**Given task**
Copy each of the following items character for character, keeping every line in its original order.

**Data provided**
↓
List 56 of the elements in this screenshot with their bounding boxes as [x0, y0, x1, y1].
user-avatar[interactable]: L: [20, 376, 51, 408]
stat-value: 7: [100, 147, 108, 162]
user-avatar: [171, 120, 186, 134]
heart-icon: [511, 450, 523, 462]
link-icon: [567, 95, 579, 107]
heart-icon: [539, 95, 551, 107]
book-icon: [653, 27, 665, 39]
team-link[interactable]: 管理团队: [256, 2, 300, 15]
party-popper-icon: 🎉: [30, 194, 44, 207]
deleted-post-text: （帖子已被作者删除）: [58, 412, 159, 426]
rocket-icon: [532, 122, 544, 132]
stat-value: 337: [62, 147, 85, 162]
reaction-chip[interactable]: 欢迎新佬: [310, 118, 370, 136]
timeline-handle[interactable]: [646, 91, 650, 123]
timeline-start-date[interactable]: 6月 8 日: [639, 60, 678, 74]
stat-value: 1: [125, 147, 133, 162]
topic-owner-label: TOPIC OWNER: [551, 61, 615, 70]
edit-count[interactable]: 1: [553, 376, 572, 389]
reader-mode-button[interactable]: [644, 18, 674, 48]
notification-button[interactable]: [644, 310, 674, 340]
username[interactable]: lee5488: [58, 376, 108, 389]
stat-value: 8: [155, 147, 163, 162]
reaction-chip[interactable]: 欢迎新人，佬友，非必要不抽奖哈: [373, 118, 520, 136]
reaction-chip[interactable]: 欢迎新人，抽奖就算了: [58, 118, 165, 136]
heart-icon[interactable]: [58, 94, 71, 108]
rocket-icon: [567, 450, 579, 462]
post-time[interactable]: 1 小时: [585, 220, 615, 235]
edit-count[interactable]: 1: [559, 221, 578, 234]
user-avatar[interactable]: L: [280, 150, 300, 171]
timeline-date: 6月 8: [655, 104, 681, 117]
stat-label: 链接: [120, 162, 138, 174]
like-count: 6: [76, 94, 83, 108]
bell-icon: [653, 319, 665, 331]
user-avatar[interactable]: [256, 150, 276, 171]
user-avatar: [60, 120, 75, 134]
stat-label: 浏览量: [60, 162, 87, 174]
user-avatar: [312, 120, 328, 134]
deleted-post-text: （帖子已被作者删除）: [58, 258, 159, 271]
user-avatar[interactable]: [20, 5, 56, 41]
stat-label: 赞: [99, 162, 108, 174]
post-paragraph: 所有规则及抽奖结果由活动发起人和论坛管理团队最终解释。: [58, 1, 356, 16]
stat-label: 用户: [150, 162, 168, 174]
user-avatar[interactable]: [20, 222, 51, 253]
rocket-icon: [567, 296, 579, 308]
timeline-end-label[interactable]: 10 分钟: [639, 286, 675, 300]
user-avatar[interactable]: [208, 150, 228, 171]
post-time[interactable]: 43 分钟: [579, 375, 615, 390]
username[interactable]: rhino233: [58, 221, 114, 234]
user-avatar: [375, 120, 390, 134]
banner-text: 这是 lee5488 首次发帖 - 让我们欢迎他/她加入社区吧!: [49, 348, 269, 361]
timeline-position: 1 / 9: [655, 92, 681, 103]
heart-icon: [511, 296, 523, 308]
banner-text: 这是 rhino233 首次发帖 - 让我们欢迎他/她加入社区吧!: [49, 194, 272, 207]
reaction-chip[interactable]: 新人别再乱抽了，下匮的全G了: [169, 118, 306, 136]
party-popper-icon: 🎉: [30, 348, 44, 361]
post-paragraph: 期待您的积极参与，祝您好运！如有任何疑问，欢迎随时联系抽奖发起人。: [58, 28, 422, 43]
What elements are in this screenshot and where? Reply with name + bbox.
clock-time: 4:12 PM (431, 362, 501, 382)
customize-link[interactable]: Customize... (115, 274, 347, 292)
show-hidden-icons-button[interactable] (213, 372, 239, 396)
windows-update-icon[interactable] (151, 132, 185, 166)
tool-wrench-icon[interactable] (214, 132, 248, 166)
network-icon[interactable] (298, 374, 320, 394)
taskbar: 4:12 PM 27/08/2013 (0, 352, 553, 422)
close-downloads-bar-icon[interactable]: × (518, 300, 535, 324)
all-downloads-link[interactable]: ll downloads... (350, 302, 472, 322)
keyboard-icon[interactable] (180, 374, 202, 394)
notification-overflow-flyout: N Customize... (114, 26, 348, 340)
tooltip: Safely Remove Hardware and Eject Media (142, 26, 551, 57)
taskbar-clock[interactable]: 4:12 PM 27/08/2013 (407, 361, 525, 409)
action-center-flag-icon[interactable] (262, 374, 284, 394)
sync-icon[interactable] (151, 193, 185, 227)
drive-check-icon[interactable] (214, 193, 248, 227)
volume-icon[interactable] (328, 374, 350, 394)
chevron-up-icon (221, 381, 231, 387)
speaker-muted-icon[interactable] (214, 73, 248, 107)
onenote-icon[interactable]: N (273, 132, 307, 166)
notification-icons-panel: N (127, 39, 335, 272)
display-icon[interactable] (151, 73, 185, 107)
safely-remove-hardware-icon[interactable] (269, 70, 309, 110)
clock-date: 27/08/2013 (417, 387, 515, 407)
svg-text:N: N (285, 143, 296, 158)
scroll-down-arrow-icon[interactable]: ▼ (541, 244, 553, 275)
↑
**Output for this task**
List 56 of the elements in this screenshot with their bounding boxes as [x0, y0, x1, y1].
user-avatar[interactable]: L: [20, 376, 51, 408]
stat-value: 7: [100, 147, 108, 162]
user-avatar: [171, 120, 186, 134]
heart-icon: [511, 450, 523, 462]
link-icon: [567, 95, 579, 107]
heart-icon: [539, 95, 551, 107]
book-icon: [653, 27, 665, 39]
team-link[interactable]: 管理团队: [256, 2, 300, 15]
party-popper-icon: 🎉: [30, 194, 44, 207]
deleted-post-text: （帖子已被作者删除）: [58, 412, 159, 426]
rocket-icon: [532, 122, 544, 132]
stat-value: 337: [62, 147, 85, 162]
reaction-chip[interactable]: 欢迎新佬: [310, 118, 370, 136]
timeline-handle[interactable]: [646, 91, 650, 123]
timeline-start-date[interactable]: 6月 8 日: [639, 60, 678, 74]
stat-value: 1: [125, 147, 133, 162]
topic-owner-label: TOPIC OWNER: [551, 61, 615, 70]
edit-count[interactable]: 1: [553, 376, 572, 389]
reader-mode-button[interactable]: [644, 18, 674, 48]
notification-button[interactable]: [644, 310, 674, 340]
username[interactable]: lee5488: [58, 376, 108, 389]
stat-value: 8: [155, 147, 163, 162]
reaction-chip[interactable]: 欢迎新人，佬友，非必要不抽奖哈: [373, 118, 520, 136]
reaction-chip[interactable]: 欢迎新人，抽奖就算了: [58, 118, 165, 136]
heart-icon[interactable]: [58, 94, 71, 108]
rocket-icon: [567, 450, 579, 462]
post-time[interactable]: 1 小时: [585, 220, 615, 235]
edit-count[interactable]: 1: [559, 221, 578, 234]
user-avatar[interactable]: L: [280, 150, 300, 171]
timeline-date: 6月 8: [655, 104, 681, 117]
stat-label: 链接: [120, 162, 138, 174]
like-count: 6: [76, 94, 83, 108]
bell-icon: [653, 319, 665, 331]
user-avatar[interactable]: [256, 150, 276, 171]
user-avatar: [60, 120, 75, 134]
stat-label: 浏览量: [60, 162, 87, 174]
user-avatar: [312, 120, 328, 134]
deleted-post-text: （帖子已被作者删除）: [58, 258, 159, 271]
user-avatar[interactable]: [20, 5, 56, 41]
stat-label: 赞: [99, 162, 108, 174]
post-paragraph: 所有规则及抽奖结果由活动发起人和论坛管理团队最终解释。: [58, 1, 356, 16]
stat-label: 用户: [150, 162, 168, 174]
user-avatar[interactable]: [20, 222, 51, 253]
rocket-icon: [567, 296, 579, 308]
timeline-end-label[interactable]: 10 分钟: [639, 286, 675, 300]
user-avatar[interactable]: [208, 150, 228, 171]
post-time[interactable]: 43 分钟: [579, 375, 615, 390]
username[interactable]: rhino233: [58, 221, 114, 234]
user-avatar: [375, 120, 390, 134]
banner-text: 这是 lee5488 首次发帖 - 让我们欢迎他/她加入社区吧!: [49, 348, 269, 361]
timeline-position: 1 / 9: [655, 92, 681, 103]
heart-icon: [511, 296, 523, 308]
banner-text: 这是 rhino233 首次发帖 - 让我们欢迎他/她加入社区吧!: [49, 194, 272, 207]
reaction-chip[interactable]: 新人别再乱抽了，下匮的全G了: [169, 118, 306, 136]
party-popper-icon: 🎉: [30, 348, 44, 361]
post-paragraph: 期待您的积极参与，祝您好运！如有任何疑问，欢迎随时联系抽奖发起人。: [58, 28, 422, 43]
What elements are in this screenshot and where? Reply with name + bbox.
clock-time: 4:12 PM (431, 362, 501, 382)
customize-link[interactable]: Customize... (115, 274, 347, 292)
show-hidden-icons-button[interactable] (213, 372, 239, 396)
windows-update-icon[interactable] (151, 132, 185, 166)
tool-wrench-icon[interactable] (214, 132, 248, 166)
network-icon[interactable] (298, 374, 320, 394)
taskbar: 4:12 PM 27/08/2013 (0, 352, 553, 422)
close-downloads-bar-icon[interactable]: × (518, 300, 535, 324)
all-downloads-link[interactable]: ll downloads... (350, 302, 472, 322)
keyboard-icon[interactable] (180, 374, 202, 394)
notification-overflow-flyout: N Customize... (114, 26, 348, 340)
tooltip: Safely Remove Hardware and Eject Media (142, 26, 551, 57)
taskbar-clock[interactable]: 4:12 PM 27/08/2013 (407, 361, 525, 409)
action-center-flag-icon[interactable] (262, 374, 284, 394)
sync-icon[interactable] (151, 193, 185, 227)
drive-check-icon[interactable] (214, 193, 248, 227)
volume-icon[interactable] (328, 374, 350, 394)
chevron-up-icon (221, 381, 231, 387)
speaker-muted-icon[interactable] (214, 73, 248, 107)
onenote-icon[interactable]: N (273, 132, 307, 166)
notification-icons-panel: N (127, 39, 335, 272)
display-icon[interactable] (151, 73, 185, 107)
safely-remove-hardware-icon[interactable] (269, 70, 309, 110)
clock-date: 27/08/2013 (417, 387, 515, 407)
svg-text:N: N (285, 143, 296, 158)
scroll-down-arrow-icon[interactable]: ▼ (541, 244, 553, 275)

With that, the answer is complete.